▶ **The problem**:
Wherever the word "your" appears in the entries, copy the whole line.

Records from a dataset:
## Begin

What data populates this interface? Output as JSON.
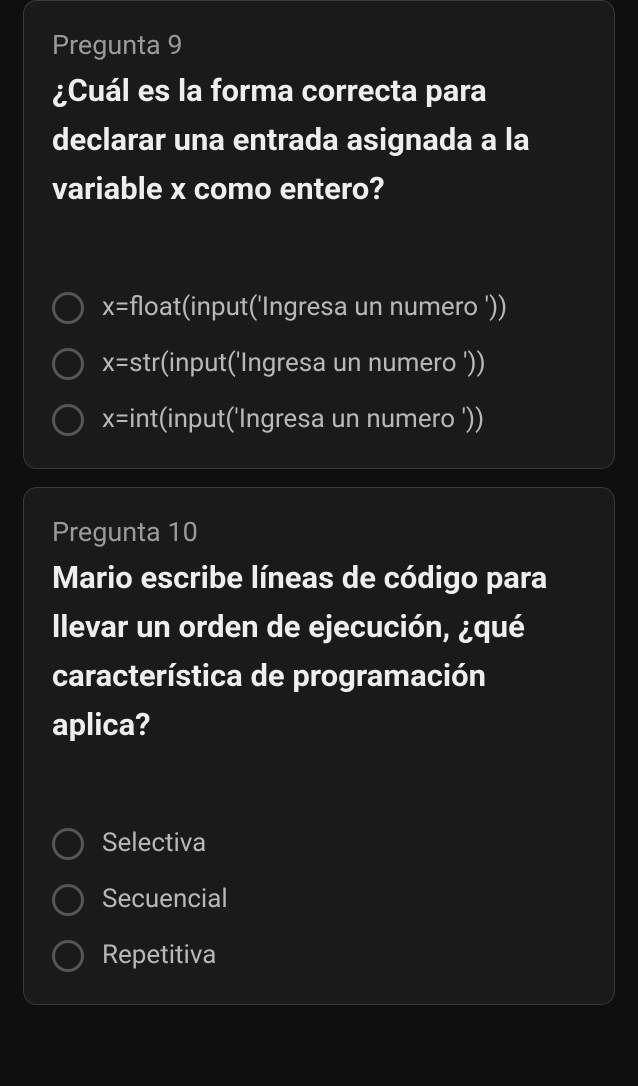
{
  "questions": [
    {
      "label": "Pregunta 9",
      "text": "¿Cuál es la forma correcta para declarar una entrada asignada a la variable x como entero?",
      "options": [
        "x=float(input('Ingresa un numero '))",
        "x=str(input('Ingresa un numero '))",
        "x=int(input('Ingresa un numero '))"
      ]
    },
    {
      "label": "Pregunta 10",
      "text": "Mario escribe líneas de código para llevar un orden de ejecución, ¿qué característica de programación aplica?",
      "options": [
        "Selectiva",
        "Secuencial",
        "Repetitiva"
      ]
    }
  ]
}
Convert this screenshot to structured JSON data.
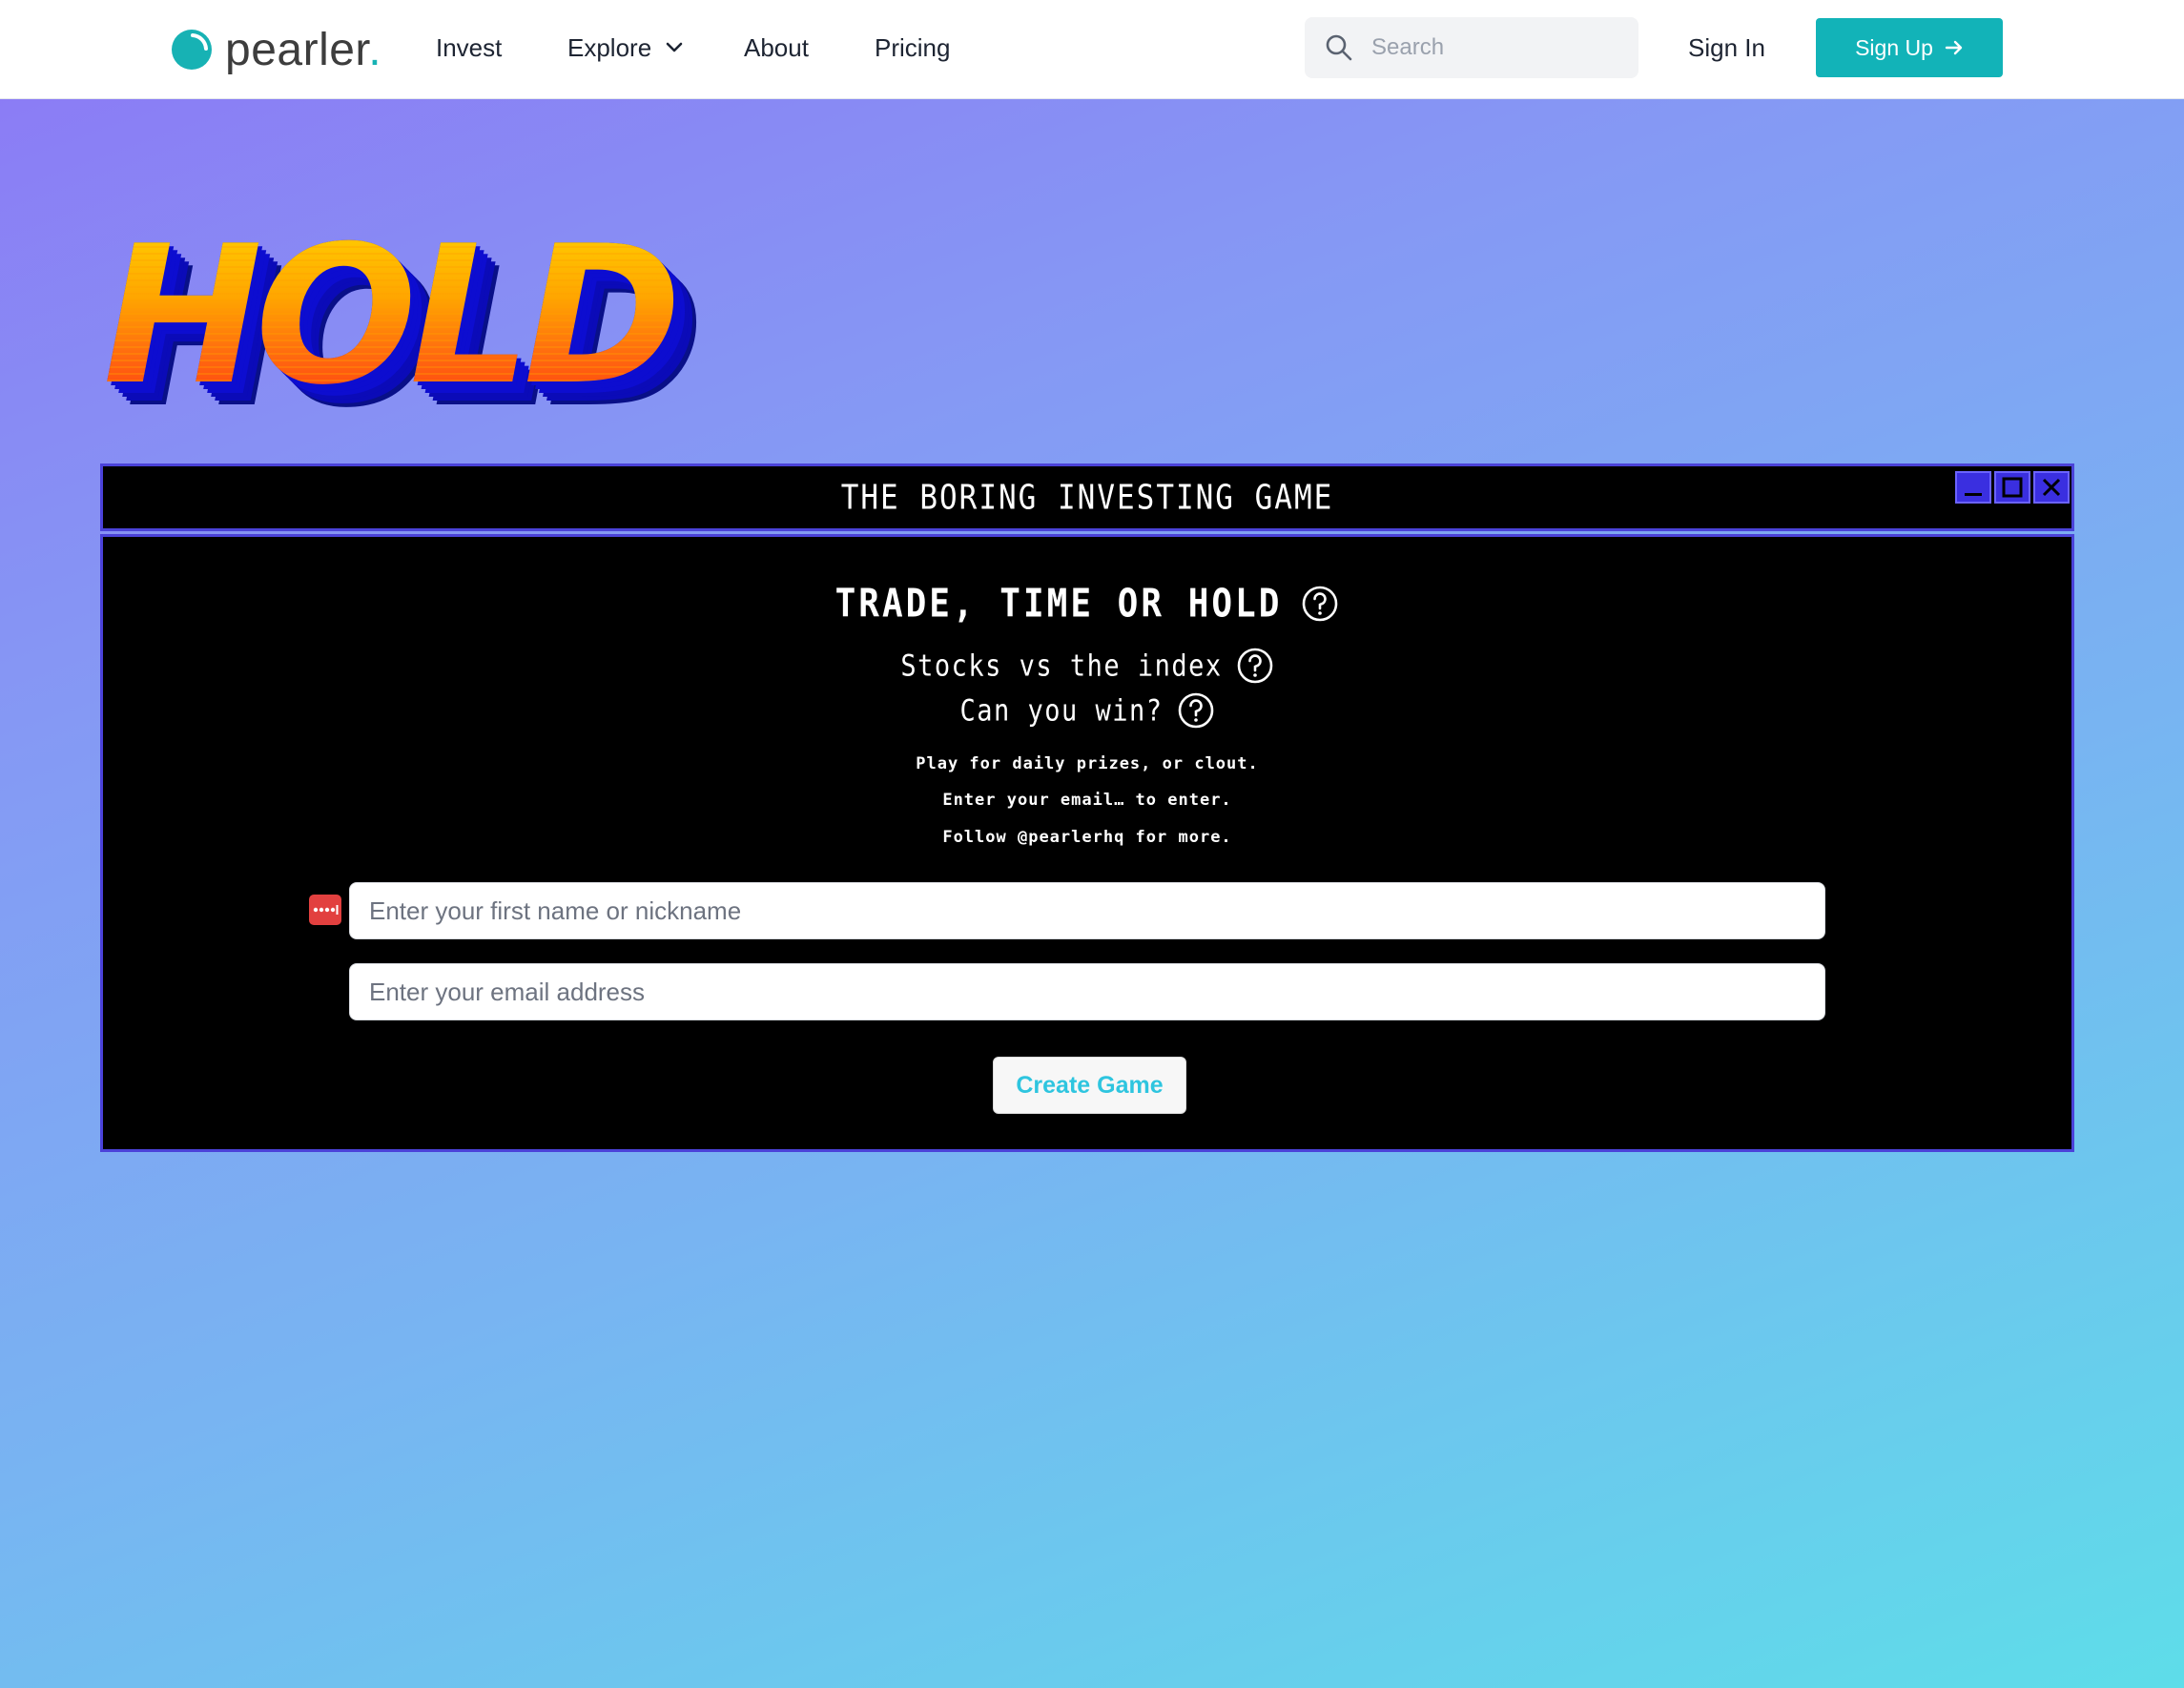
{
  "navbar": {
    "logo_text": "pearler",
    "logo_dot": ".",
    "links": {
      "invest": "Invest",
      "explore": "Explore",
      "about": "About",
      "pricing": "Pricing"
    },
    "search_placeholder": "Search",
    "sign_in": "Sign In",
    "sign_up": "Sign Up"
  },
  "hero": {
    "logo_word": "HOLD"
  },
  "game_window": {
    "title": "THE BORING INVESTING GAME",
    "headline": "TRADE, TIME OR HOLD",
    "subtitle_1": "Stocks vs the index",
    "subtitle_2": "Can you win?",
    "info_lines": [
      "Play for daily prizes, or clout.",
      "Enter your email… to enter.",
      "Follow @pearlerhq for more."
    ],
    "name_placeholder": "Enter your first name or nickname",
    "email_placeholder": "Enter your email address",
    "create_button": "Create Game"
  },
  "colors": {
    "brand_teal": "#12b3b8",
    "window_border": "#4b42d9",
    "create_text": "#2ec5df"
  }
}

## End

▶ **Answer to the exercise**:
      "Enter your email… to enter.",
    "name_placeholder": "Enter your first name or nickname",
    "email_placeholder": "Enter your email address",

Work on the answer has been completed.